A block of data
========================================================================
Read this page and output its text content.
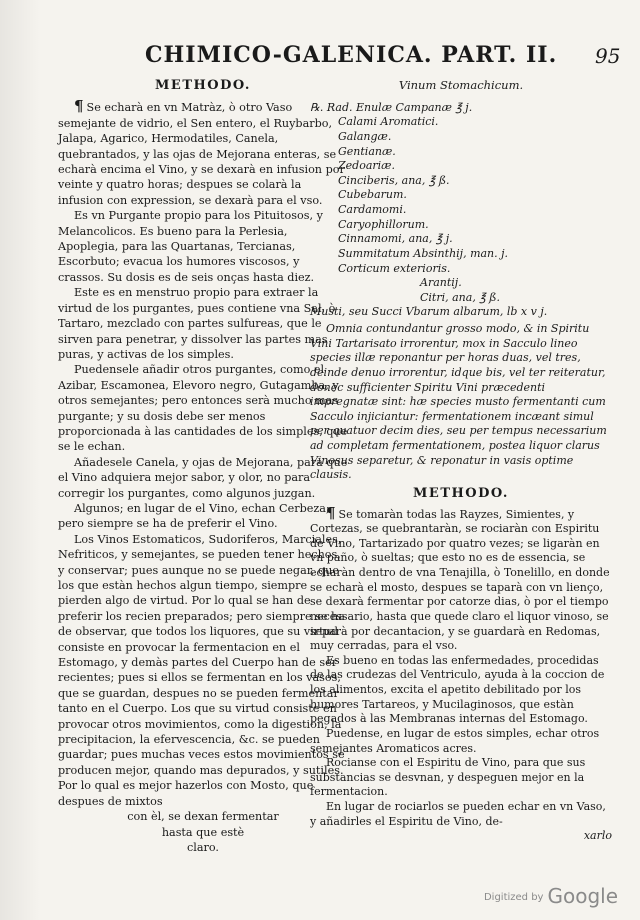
CHIMICO-GALENICA. PART. II. 95
METHODO.

¶ Se echarà en vn Matràz, ò otro Vaso semejante de vidrio, el Sen entero, el Ruybarbo, Jalapa, Agarico, Hermodatiles, Canela, quebrantados, y las ojas de Mejorana enteras, se echarà encima el Vino, y se dexarà en infusion por veinte y quatro horas; despues se colarà la infusion con expression, se dexarà para el vso.

Es vn Purgante propio para los Pituitosos, y Melancolicos. Es bueno para la Perlesia, Apoplegia, para las Quartanas, Tercianas, Escorbuto; evacua los humores viscosos, y crassos. Su dosis es de seis onças hasta diez.

Este es en menstruo propio para extraer la virtud de los purgantes, pues contiene vna Sal, ò Tartaro, mezclado con partes sulfureas, que le sirven para penetrar, y dissolver las partes mas puras, y activas de los simples.

Puedensele añadir otros purgantes, como el Azibar, Escamonea, Elevoro negro, Gutagamba, y otros semejantes; pero entonces serà mucho mas purgante; y su dosis debe ser menos proporcionada à las cantidades de los simples, que se le echan.

Añadesele Canela, y ojas de Mejorana, para que el Vino adquiera mejor sabor, y olor, no para corregir los purgantes, como algunos juzgan.

Algunos; en lugar de el Vino, echan Cerbeza; pero siempre se ha de preferir el Vino.

Los Vinos Estomaticos, Sudoriferos, Marciales, Nefriticos, y semejantes, se pueden tener hechos, y conservar; pues aunque no se puede negar, que los que estàn hechos algun tiempo, siempre pierden algo de virtud. Por lo qual se han de preferir los recien preparados; pero siempre se ha de observar, que todos los liquores, que su virtud consiste en provocar la fermentacion en el Estomago, y demàs partes del Cuerpo han de ser recientes; pues si ellos se fermentan en los vasos, que se guardan, despues no se pueden fermentar tanto en el Cuerpo. Los que su virtud consiste en provocar otros movimientos, como la digestion, la precipitacion, la efervescencia, &c. se pueden guardar; pues muchas veces estos movimientos se producen mejor, quando mas depurados, y sutiles. Por lo qual es mejor hazerlos con Mosto, que despues de mixtos

con èl, se dexan fermentar
hasta que estè
claro.
Vinum Stomachicum.
℞. Rad. Enulæ Campanæ ℥ j.
Calami Aromatici.
Galangæ.
Gentianæ.
Zedoariæ.
Cinciberis, ana, ℥ ß.
Cubebarum.
Cardamomi.
Caryophillorum.
Cinnamomi, ana, ℥ j.
Summitatum Absinthij, man. j.
Corticum exterioris.
Arantij.
Citri, ana, ℥ ß.
Musti, seu Succi Vbarum albarum, lb x v j.

Omnia contundantur grosso modo, & in Spiritu Vini Tartarisato irrorentur, mox in Sacculo lineo species illæ reponantur per horas duas, vel tres, deinde denuo irrorentur, idque bis, vel ter reiteratur, donec sufficienter Spiritu Vini præcedenti impregnatæ sint: hæ species musto fermentanti cum Sacculo injiciantur: fermentationem incæant simul per quatuor decim dies, seu per tempus necessarium ad completam fermentationem, postea liquor clarus Vinosus separetur, & reponatur in vasis optime clausis.

METHODO.

¶ Se tomaràn todas las Rayzes, Simientes, y Cortezas, se quebrantaràn, se rociaràn con Espiritu de Vino, Tartarizado por quatro vezes; se ligaràn en vn paño, ò sueltas; que esto no es de essencia, se echaràn dentro de vna Tenajilla, ò Tonelillo, en donde se echarà el mosto, despues se taparà con vn lienço, se dexarà fermentar por catorze dias, ò por el tiempo necessario, hasta que quede claro el liquor vinoso, se separà por decantacion, y se guardarà en Redomas, muy cerradas, para el vso.

Es bueno en todas las enfermedades, procedidas de las crudezas del Ventriculo, ayuda à la coccion de los alimentos, excita el apetito debilitado por los humores Tartareos, y Mucilaginosos, que estàn pegados à las Membranas internas del Estomago.

Puedense, en lugar de estos simples, echar otros semejantes Aromaticos acres.

Rocianse con el Espiritu de Vino, para que sus substancias se desvnan, y despeguen mejor en la fermentacion.

En lugar de rociarlos se pueden echar en vn Vaso, y añadirles el Espiritu de Vino, de-

xarlo
Digitized by Google
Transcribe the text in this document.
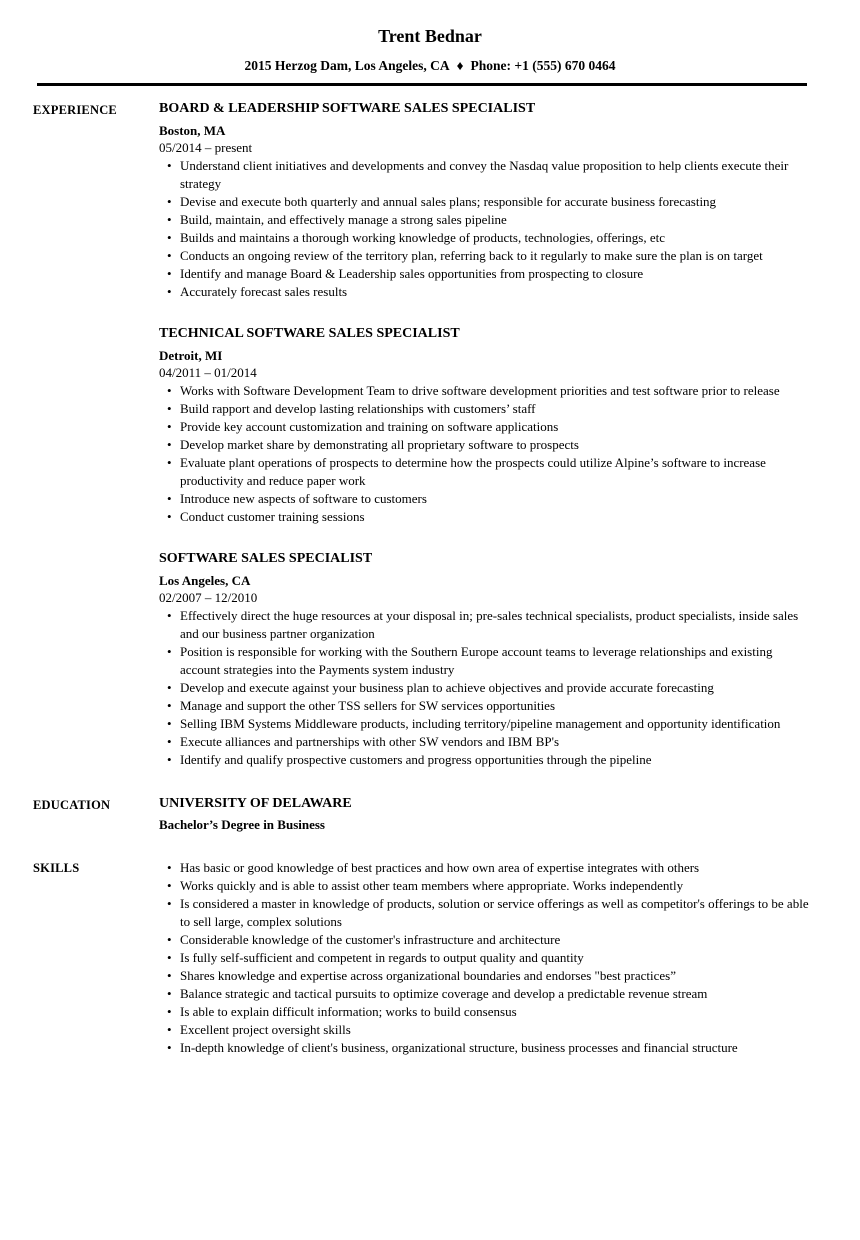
Trent Bednar
2015 Herzog Dam, Los Angeles, CA ♦ Phone: +1 (555) 670 0464
EXPERIENCE	BOARD & LEADERSHIP SOFTWARE SALES SPECIALIST
Boston, MA
05/2014 – present
• Understand client initiatives and developments and convey the Nasdaq value proposition to help clients execute their strategy
• Devise and execute both quarterly and annual sales plans; responsible for accurate business forecasting
• Build, maintain, and effectively manage a strong sales pipeline
• Builds and maintains a thorough working knowledge of products, technologies, offerings, etc
• Conducts an ongoing review of the territory plan, referring back to it regularly to make sure the plan is on target
• Identify and manage Board & Leadership sales opportunities from prospecting to closure
• Accurately forecast sales results
TECHNICAL SOFTWARE SALES SPECIALIST
Detroit, MI
04/2011 – 01/2014
• Works with Software Development Team to drive software development priorities and test software prior to release
• Build rapport and develop lasting relationships with customers’ staff
• Provide key account customization and training on software applications
• Develop market share by demonstrating all proprietary software to prospects
• Evaluate plant operations of prospects to determine how the prospects could utilize Alpine’s software to increase productivity and reduce paper work
• Introduce new aspects of software to customers
• Conduct customer training sessions
SOFTWARE SALES SPECIALIST
Los Angeles, CA
02/2007 – 12/2010
• Effectively direct the huge resources at your disposal in; pre-sales technical specialists, product specialists, inside sales and our business partner organization
• Position is responsible for working with the Southern Europe account teams to leverage relationships and existing account strategies into the Payments system industry
• Develop and execute against your business plan to achieve objectives and provide accurate forecasting
• Manage and support the other TSS sellers for SW services opportunities
• Selling IBM Systems Middleware products, including territory/pipeline management and opportunity identification
• Execute alliances and partnerships with other SW vendors and IBM BP's
• Identify and qualify prospective customers and progress opportunities through the pipeline
EDUCATION	UNIVERSITY OF DELAWARE
Bachelor’s Degree in Business
SKILLS	• Has basic or good knowledge of best practices and how own area of expertise integrates with others
• Works quickly and is able to assist other team members where appropriate. Works independently
• Is considered a master in knowledge of products, solution or service offerings as well as competitor's offerings to be able to sell large, complex solutions
• Considerable knowledge of the customer's infrastructure and architecture
• Is fully self-sufficient and competent in regards to output quality and quantity
• Shares knowledge and expertise across organizational boundaries and endorses "best practices”
• Balance strategic and tactical pursuits to optimize coverage and develop a predictable revenue stream
• Is able to explain difficult information; works to build consensus
• Excellent project oversight skills
• In-depth knowledge of client's business, organizational structure, business processes and financial structure
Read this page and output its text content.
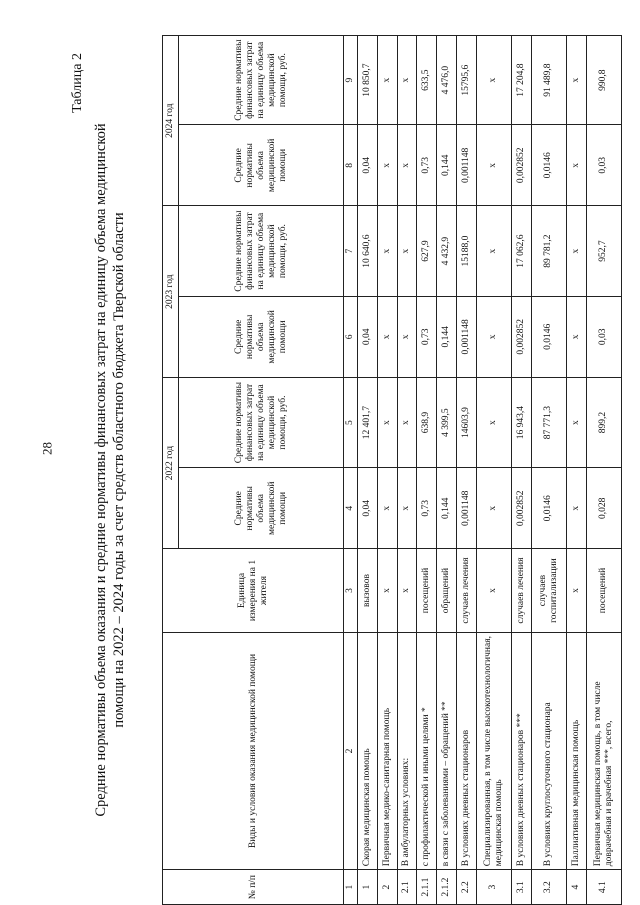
28
Таблица 2
Средние нормативы объема оказания и средние нормативы финансовых затрат на единицу объема медицинской помощи на 2022 – 2024 годы за счет средств областного бюджета Тверской области
№ п/п	Виды и условия оказания медицинской помощи	Единица измерения на 1 жителя	2022 год		2023 год		2024 год	
			Средние нормативы объема медицинской помощи	Средние нормативы финансовых затрат на единицу объема медицинской помощи, руб.	Средние нормативы объема медицинской помощи	Средние нормативы финансовых затрат на единицу объема медицинской помощи, руб.	Средние нормативы объема медицинской помощи	Средние нормативы финансовых затрат на единицу объема медицинской помощи, руб.
1	2	3	4	5	6	7	8	9
1	Скорая медицинская помощь	вызовов	0,04	12 401,7	0,04	10 640,6	0,04	10 850,7
2	Первичная медико-санитарная помощь	х	х	х	х	х	х	х
2.1	В амбулаторных условиях:	х	х	х	х	х	х	х
2.1.1	с профилактической и иными целями *	посещений	0,73	638,9	0,73	627,9	0,73	633,5
2.1.2	в связи с заболеваниями – обращений **	обращений	0,144	4 399,5	0,144	4 432,9	0,144	4 476,0
2.2	В условиях дневных стационаров	случаев лечения	0,001148	14603,9	0,001148	15188,0	0,001148	15795,6
3	Специализированная, в том числе высокотехнологичная, медицинская помощь	х	х	х	х	х	х	х
3.1	В условиях дневных стационаров ***	случаев лечения	0,002852	16 943,4	0,002852	17 062,6	0,002852	17 204,8
3.2	В условиях круглосуточного стационара	случаев госпитализации	0,0146	87 771,3	0,0146	89 781,2	0,0146	91 489,8
4	Паллиативная медицинская помощь	х	х	х	х	х	х	х
4.1	Первичная медицинская помощь, в том числе доврачебная и врачебная ***, всего,	посещений	0,028	899,2	0,03	952,7	0,03	990,8
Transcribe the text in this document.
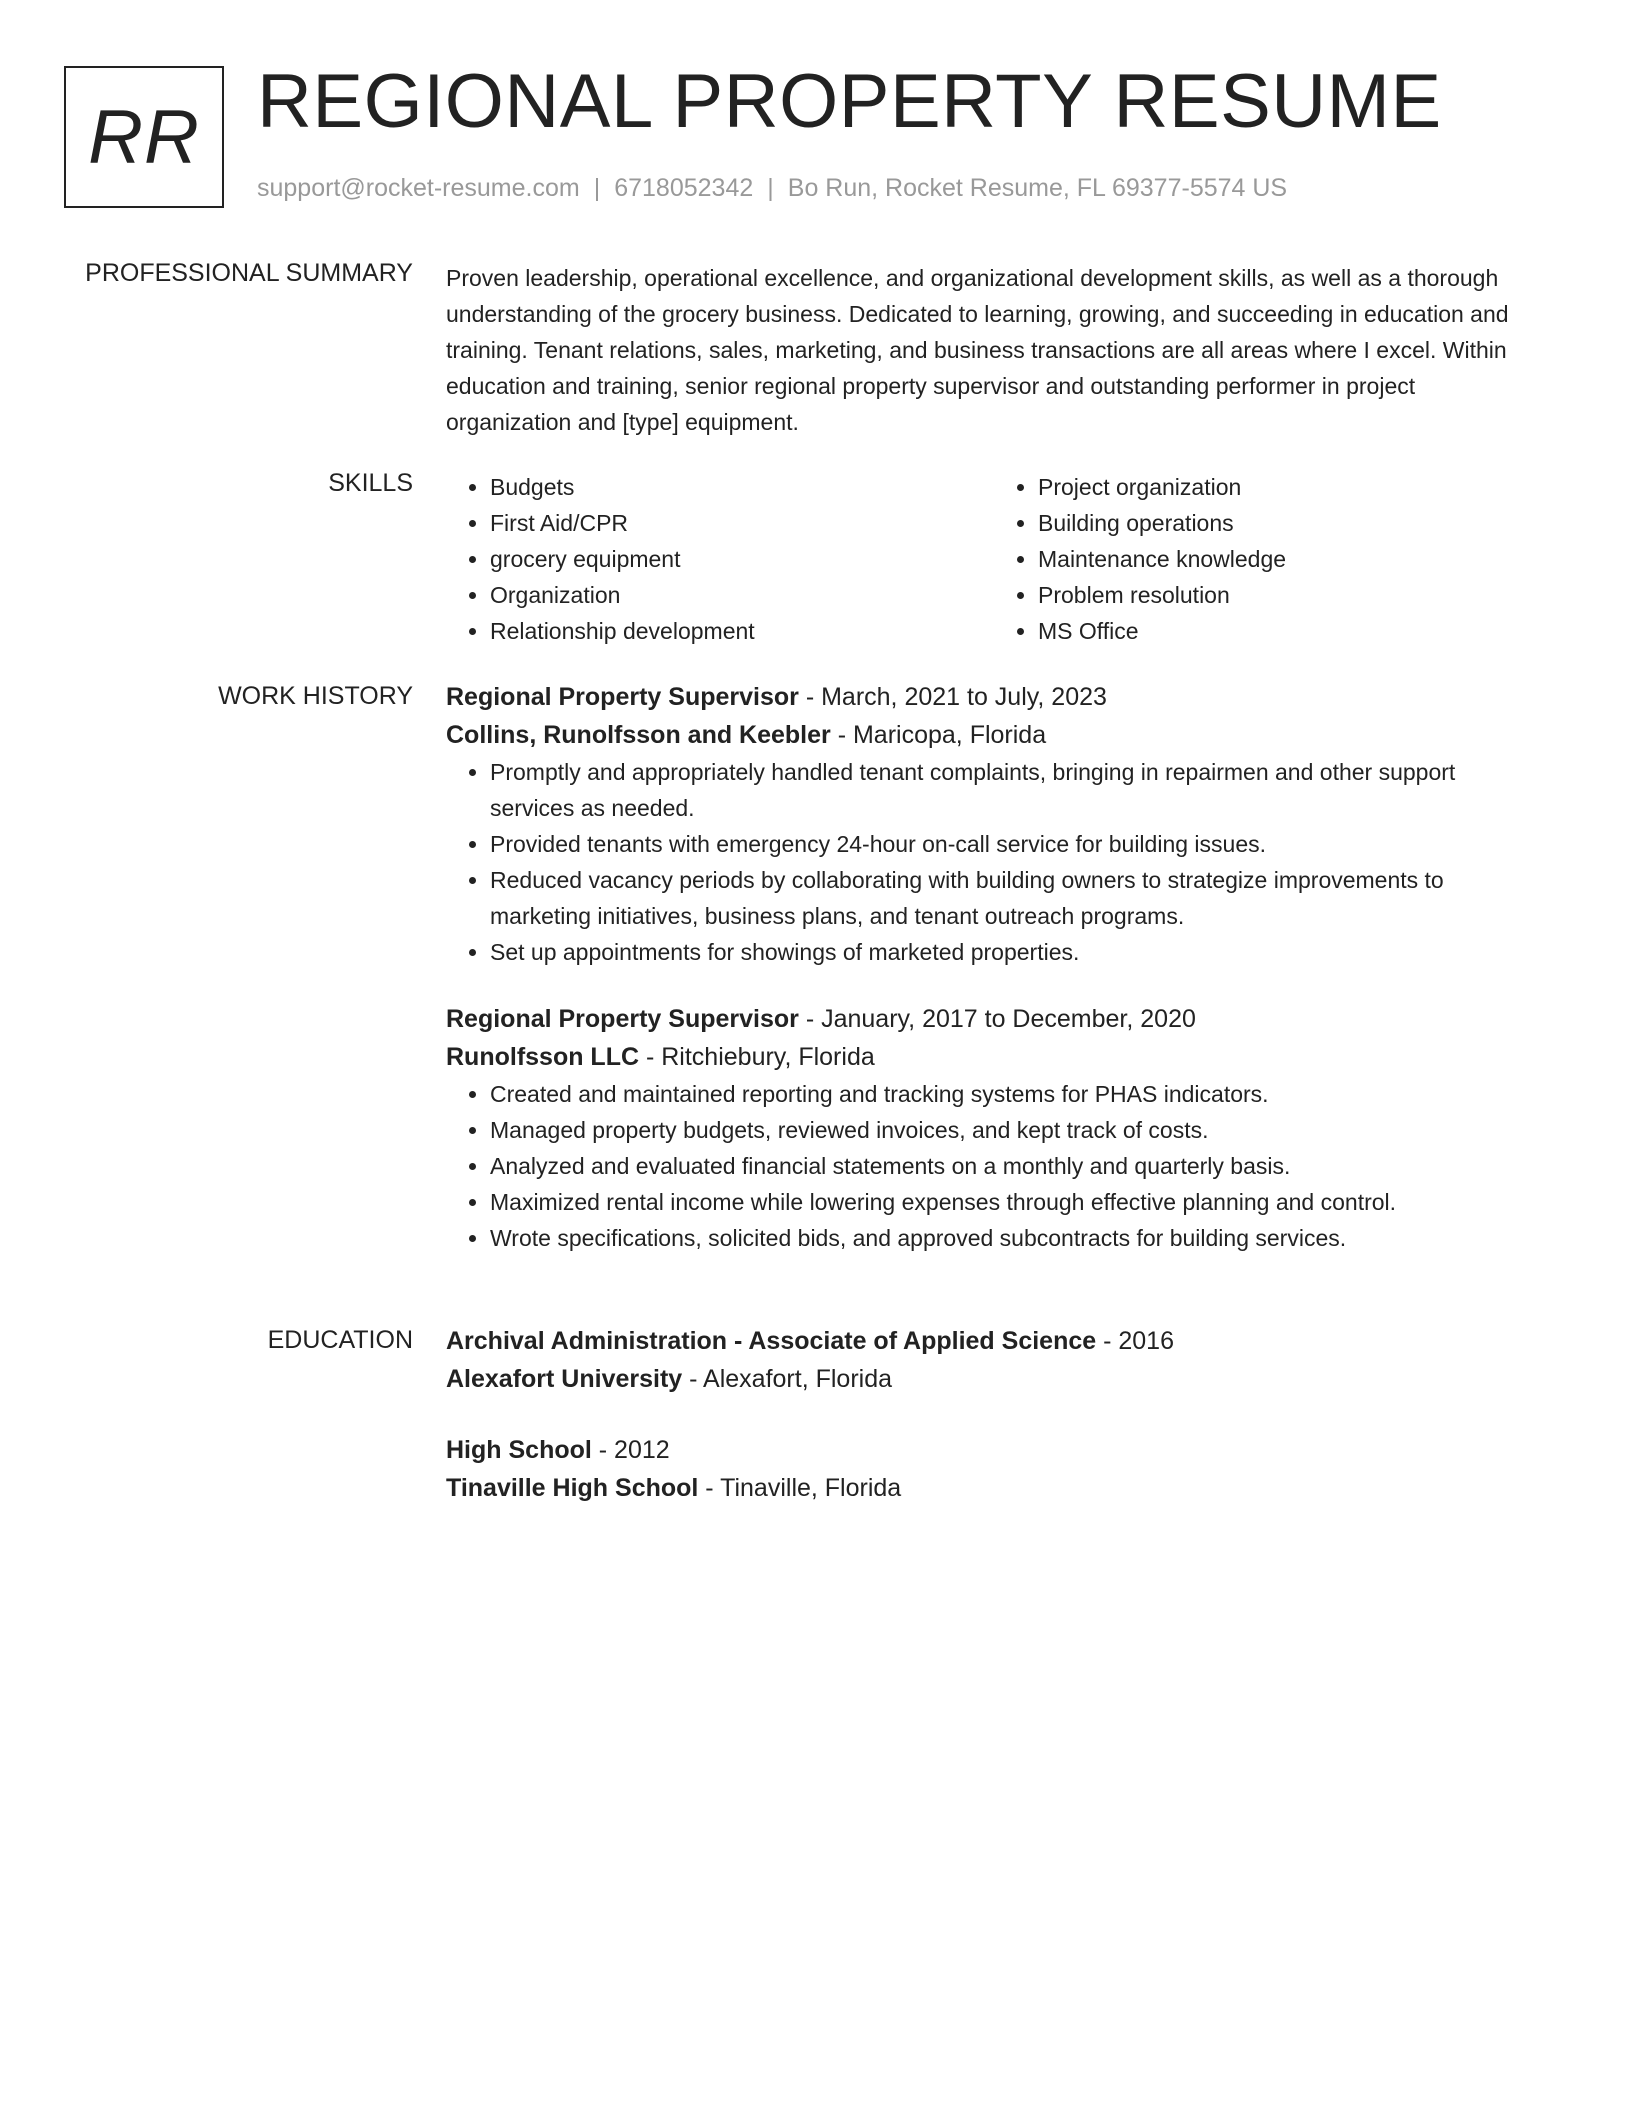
RR REGIONAL PROPERTY RESUME
support@rocket-resume.com | 6718052342 | Bo Run, Rocket Resume, FL 69377-5574 US
PROFESSIONAL SUMMARY Proven leadership, operational excellence, and organizational development skills, as well as a thorough understanding of the grocery business. Dedicated to learning, growing, and succeeding in education and training. Tenant relations, sales, marketing, and business transactions are all areas where I excel. Within education and training, senior regional property supervisor and outstanding performer in project organization and [type] equipment.

SKILLS
•	Budgets
• First Aid/CPR
• grocery equipment
• Organization
• Relationship development
• Project organization
• Building operations
• Maintenance knowledge
• Problem resolution
• MS Office
WORK HISTORY Regional Property Supervisor - March, 2021 to July, 2023
Collins, Runolfsson and Keebler - Maricopa, Florida
• Promptly and appropriately handled tenant complaints, bringing in repairmen and other support services as needed.
• Provided tenants with emergency 24-hour on-call service for building issues.
• Reduced vacancy periods by collaborating with building owners to strategize improvements to marketing initiatives, business plans, and tenant outreach programs.
• Set up appointments for showings of marketed properties.
Regional Property Supervisor - January, 2017 to December, 2020
Runolfsson LLC - Ritchiebury, Florida
• Created and maintained reporting and tracking systems for PHAS indicators.
• Managed property budgets, reviewed invoices, and kept track of costs.
• Analyzed and evaluated financial statements on a monthly and quarterly basis.
• Maximized rental income while lowering expenses through effective planning and control.
• Wrote specifications, solicited bids, and approved subcontracts for building services.
EDUCATION Archival Administration - Associate of Applied Science - 2016
Alexafort University - Alexafort, Florida
High School - 2012
Tinaville High School - Tinaville, Florida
========================================================================
■ Directive:
A number is the only answer here: how many lines of the material above contain "account"?

■ Worked answer:
2